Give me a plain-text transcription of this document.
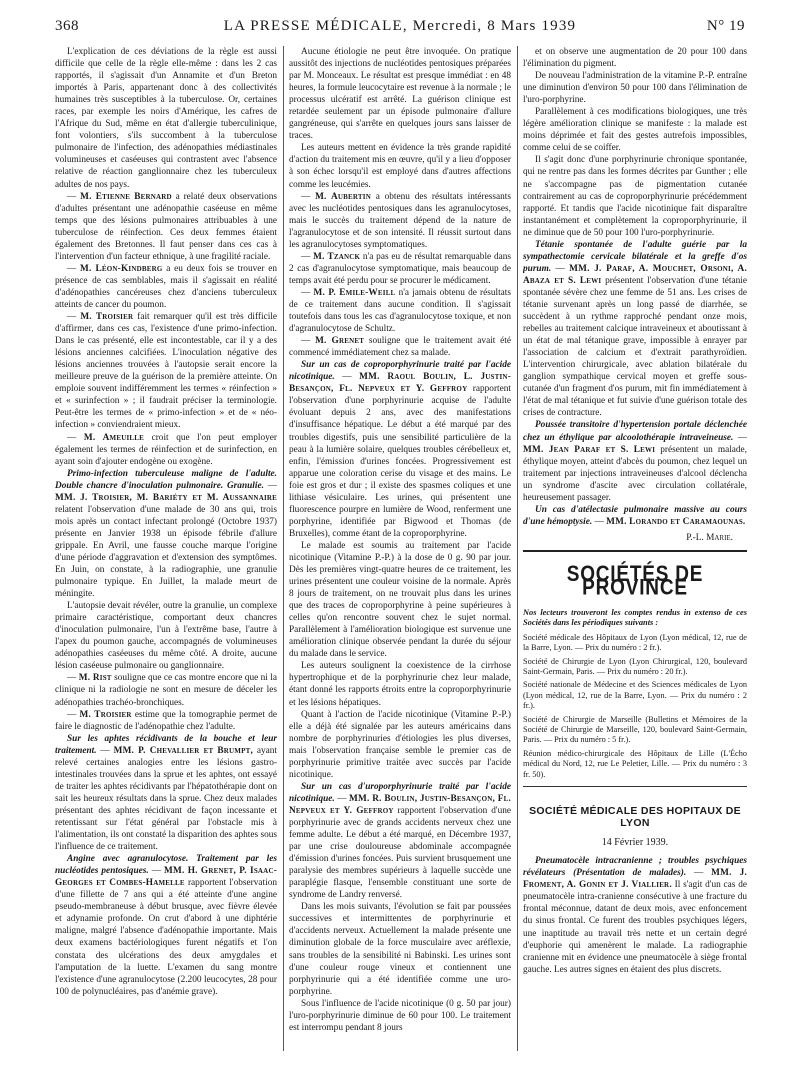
368	LA PRESSE MÉDICALE, Mercredi, 8 Mars 1939	N° 19

L'explication de ces déviations de la règle est aussi difficile que celle de la règle elle-même : dans les 2 cas rapportés, il s'agissait d'un Annamite et d'un Breton importés à Paris, appartenant donc à des collectivités humaines très susceptibles à la tuberculose. Or, certaines races, par exemple les noirs d'Amérique, les cafres de l'Afrique du Sud, même en état d'allergie tuberculinique, font volontiers, s'ils succombent à la tuberculose pulmonaire de l'infection, des adénopathies médiastinales volumineuses et caséeuses qui contrastent avec l'absence relative de réaction ganglionnaire chez les tuberculeux adultes de nos pays.

— M. Etienne Bernard a relaté deux observations d'adultes présentant une adénopathie caséeuse en même temps que des lésions pulmonaires attribuables à une tuberculose de réinfection. Ces deux femmes étaient également des Bretonnes. Il faut penser dans ces cas à l'intervention d'un facteur ethnique, à une fragilité raciale.

— M. Léon-Kindberg a eu deux fois se trouver en présence de cas semblables, mais il s'agissait en réalité d'adénopathies cancéreuses chez d'anciens tuberculeux atteints de cancer du poumon.

— M. Troisier fait remarquer qu'il est très difficile d'affirmer, dans ces cas, l'existence d'une primo-infection. Dans le cas présenté, elle est incontestable, car il y a des lésions anciennes calcifiées. L'inoculation négative des lésions anciennes trouvées à l'autopsie serait encore la meilleure preuve de la guérison de la première atteinte. On emploie souvent indifféremment les termes « réinfection » et « surinfection » ; il faudrait préciser la terminologie. Peut-être les termes de « primo-infection » et de « néo-infection » conviendraient mieux.

— M. Ameuille croit que l'on peut employer également les termes de réinfection et de surinfection, en ayant soin d'ajouter endogène ou exogène.

Primo-infection tuberculeuse maligne de l'adulte. Double chancre d'inoculation pulmonaire. Granulie. — MM. J. Troisier, M. Bariéty et M. Aussannaire relatent l'observation d'une malade de 30 ans qui, trois mois après un contact infectant prolongé (Octobre 1937) présente en Janvier 1938 un épisode fébrile d'allure grippale. En Avril, une fausse couche marque l'origine d'une période d'aggravation et d'extension des symptômes. En Juin, on constate, à la radiographie, une granulie pulmonaire typique. En Juillet, la malade meurt de méningite.

L'autopsie devait révéler, outre la granulie, un complexe primaire caractéristique, comportant deux chancres d'inoculation pulmonaire, l'un à l'extrême base, l'autre à l'apex du poumon gauche, accompagnés de volumineuses adénopathies caséeuses du même côté. A droite, aucune lésion caséeuse pulmonaire ou ganglionnaire.

— M. Rist souligne que ce cas montre encore que ni la clinique ni la radiologie ne sont en mesure de déceler les adénopathies trachéo-bronchiques.

— M. Troisier estime que la tomographie permet de faire le diagnostic de l'adénopathie chez l'adulte.

Sur les aphtes récidivants de la bouche et leur traitement. — MM. P. Chevallier et Brumpt, ayant relevé certaines analogies entre les lésions gastro-intestinales trouvées dans la sprue et les aphtes, ont essayé de traiter les aphtes récidivants par l'hépatothérapie dont on sait les heureux résultats dans la sprue. Chez deux malades présentant des aphtes récidivant de façon incessante et retentissant sur l'état général par l'obstacle mis à l'alimentation, ils ont constaté la disparition des aphtes sous l'influence de ce traitement.

Angine avec agranulocytose. Traitement par les nucléotides pentosiques. — MM. H. Grenet, P. Isaac-Georges et Combes-Hamelle rapportent l'observation d'une fillette de 7 ans qui a été atteinte d'une angine pseudo-membraneuse à début brusque, avec fièvre élevée et adynamie profonde. On crut d'abord à une diphtérie maligne, malgré l'absence d'adénopathie importante. Mais deux examens bactériologiques furent négatifs et l'on constata des ulcérations des deux amygdales et l'amputation de la luette. L'examen du sang montre l'existence d'une agranulocytose (2.200 leucocytes, 28 pour 100 de polynucléaires, pas d'anémie grave).

Aucune étiologie ne peut être invoquée. On pratique aussitôt des injections de nucléotides pentosiques préparées par M. Monceaux. Le résultat est presque immédiat : en 48 heures, la formule leucocytaire est revenue à la normale ; le processus ulcératif est arrêté. La guérison clinique est retardée seulement par un épisode pulmonaire d'allure gangréneuse, qui s'arrête en quelques jours sans laisser de traces.

Les auteurs mettent en évidence la très grande rapidité d'action du traitement mis en œuvre, qu'il y a lieu d'opposer à son échec lorsqu'il est employé dans d'autres affections comme les leucémies.

— M. Aubertin a obtenu des résultats intéressants avec les nucléotides pentosiques dans les agranulocytoses, mais le succès du traitement dépend de la nature de l'agranulocytose et de son intensité. Il réussit surtout dans les agranulocytoses symptomatiques.

— M. Tzanck n'a pas eu de résultat remarquable dans 2 cas d'agranulocytose symptomatique, mais beaucoup de temps avait été perdu pour se procurer le médicament.

— M. P. Emile-Weill n'a jamais obtenu de résultats de ce traitement dans aucune condition. Il s'agissait toutefois dans tous les cas d'agranulocytose toxique, et non d'agranulocytose de Schultz.

— M. Grenet souligne que le traitement avait été commencé immédiatement chez sa malade.

Sur un cas de coproporphyrinurie traité par l'acide nicotinique. — MM. Raoul Boulin, L. Justin-Besançon, Fl. Nepveux et Y. Geffroy rapportent l'observation d'une porphyrinurie acquise de l'adulte évoluant depuis 2 ans, avec des manifestations d'insuffisance hépatique. Le début a été marqué par des troubles digestifs, puis une sensibilité particulière de la peau à la lumière solaire, quelques troubles cérébelleux et, enfin, l'émission d'urines foncées. Progressivement est apparue une coloration cerise du visage et des mains. Le foie est gros et dur ; il existe des spasmes coliques et une lithiase vésiculaire. Les urines, qui présentent une fluorescence pourpre en lumière de Wood, renferment une porphyrine, identifiée par Bigwood et Thomas (de Bruxelles), comme étant de la coproporphyrine.

Le malade est soumis au traitement par l'acide nicotinique (Vitamine P.-P.) à la dose de 0 g. 90 par jour. Dès les premières vingt-quatre heures de ce traitement, les urines présentent une couleur voisine de la normale. Après 8 jours de traitement, on ne trouvait plus dans les urines que des traces de coproporphyrine à peine supérieures à celles qu'on rencontre souvent chez le sujet normal. Parallèlement à l'amélioration biologique est survenue une amélioration clinique observée pendant la durée du séjour du malade dans le service.

Les auteurs soulignent la coexistence de la cirrhose hypertrophique et de la porphyrinurie chez leur malade, étant donné les rapports étroits entre la coproporphyrinurie et les lésions hépatiques.

Quant à l'action de l'acide nicotinique (Vitamine P.-P.) elle a déjà été signalée par les auteurs américains dans nombre de porphyrinuries d'étiologies les plus diverses, mais l'observation française semble le premier cas de porphyrinurie primitive traitée avec succès par l'acide nicotinique.

Sur un cas d'uroporphyrinurie traité par l'acide nicotinique. — MM. R. Boulin, Justin-Besançon, Fl. Nepveux et Y. Geffroy rapportent l'observation d'une porphyrinurie avec de grands accidents nerveux chez une femme adulte. Le début a été marqué, en Décembre 1937, par une crise douloureuse abdominale accompagnée d'émission d'urines foncées. Puis survient brusquement une paralysie des membres supérieurs à laquelle succède une paraplégie flasque, l'ensemble constituant une sorte de syndrome de Landry renversé.

Dans les mois suivants, l'évolution se fait par poussées successives et intermittentes de porphyrinurie et d'accidents nerveux. Actuellement la malade présente une diminution globale de la force musculaire avec aréflexie, sans troubles de la sensibilité ni Babinski. Les urines sont d'une couleur rouge vineux et contiennent une porphyrinurie qui a été identifiée comme une uro-porphyrine.

Sous l'influence de l'acide nicotinique (0 g. 50 par jour) l'uro-porphyrinurie diminue de 60 pour 100. Le traitement est interrompu pendant 8 jours

et on observe une augmentation de 20 pour 100 dans l'élimination du pigment.

De nouveau l'administration de la vitamine P.-P. entraîne une diminution d'environ 50 pour 100 dans l'élimination de l'uro-porphyrine.

Parallèlement à ces modifications biologiques, une très légère amélioration clinique se manifeste : la malade est moins déprimée et fait des gestes autrefois impossibles, comme celui de se coiffer.

Il s'agit donc d'une porphyrinurie chronique spontanée, qui ne rentre pas dans les formes décrites par Gunther ; elle ne s'accompagne pas de pigmentation cutanée contrairement au cas de coproporphyrinurie précédemment rapporté. Et tandis que l'acide nicotinique fait disparaître instantanément et complètement la coproporphyrinurie, il ne diminue que de 50 pour 100 l'uro-porphyrinurie.

Tétanie spontanée de l'adulte guérie par la sympathectomie cervicale bilatérale et la greffe d'os purum. — MM. J. Paraf, A. Mouchet, Orsoni, A. Abaza et S. Lewi présentent l'observation d'une tétanie spontanée sévère chez une femme de 51 ans. Les crises de tétanie survenant après un long passé de diarrhée, se succèdent à un rythme rapproché pendant onze mois, rebelles au traitement calcique intraveineux et aboutissant à un état de mal tétanique grave, impossible à enrayer par l'association de calcium et d'extrait parathyroïdien. L'intervention chirurgicale, avec ablation bilatérale du ganglion sympathique cervical moyen et greffe sous-cutanée d'un fragment d'os purum, mit fin immédiatement à l'état de mal tétanique et fut suivie d'une guérison totale des crises de contracture.

Poussée transitoire d'hypertension portale déclenchée chez un éthylique par alcoolothérapie intraveineuse. — MM. Jean Paraf et S. Lewi présentent un malade, éthylique moyen, atteint d'abcès du poumon, chez lequel un traitement par injections intraveineuses d'alcool déclencha un syndrome d'ascite avec circulation collatérale, heureusement passager.

Un cas d'atélectasie pulmonaire massive au cours d'une hémoptysie. — MM. Lorando et Caramaounas.

P.-L. Marie.

SOCIÉTÉS DE PROVINCE

Nos lecteurs trouveront les comptes rendus in extenso de ces Sociétés dans les périodiques suivants :

Société médicale des Hôpitaux de Lyon (Lyon médical, 12, rue de la Barre, Lyon. — Prix du numéro : 2 fr.).

Société de Chirurgie de Lyon (Lyon Chirurgical, 120, boulevard Saint-Germain, Paris. — Prix du numéro : 20 fr.).

Société nationale de Médecine et des Sciences médicales de Lyon (Lyon médical, 12, rue de la Barre, Lyon. — Prix du numéro : 2 fr.).

Société de Chirurgie de Marseille (Bulletins et Mémoires de la Société de Chirurgie de Marseille, 120, boulevard Saint-Germain, Paris. — Prix du numéro : 5 fr.).

Réunion médico-chirurgicale des Hôpitaux de Lille (L'Écho médical du Nord, 12, rue Le Peletier, Lille. — Prix du numéro : 3 fr. 50).

SOCIÉTÉ MÉDICALE DES HOPITAUX DE LYON

14 Février 1939.

Pneumatocèle intracranienne ; troubles psychiques révélateurs (Présentation de malades). — MM. J. Froment, A. Gonin et J. Viallier. Il s'agit d'un cas de pneumatocèle intra-cranienne consécutive à une fracture du frontal méconnue, datant de deux mois, avec enfoncement du sinus frontal. Ce furent des troubles psychiques légers, une inaptitude au travail très nette et un certain degré d'euphorie qui amenèrent le malade. La radiographie cranienne mit en évidence une pneumatocèle à siège frontal gauche. Les autres signes en étaient des plus discrets.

_ _ _ _

## Direction
Report the number of lines of the listing above that hold the string "quelques", with no other text.

## Full output
2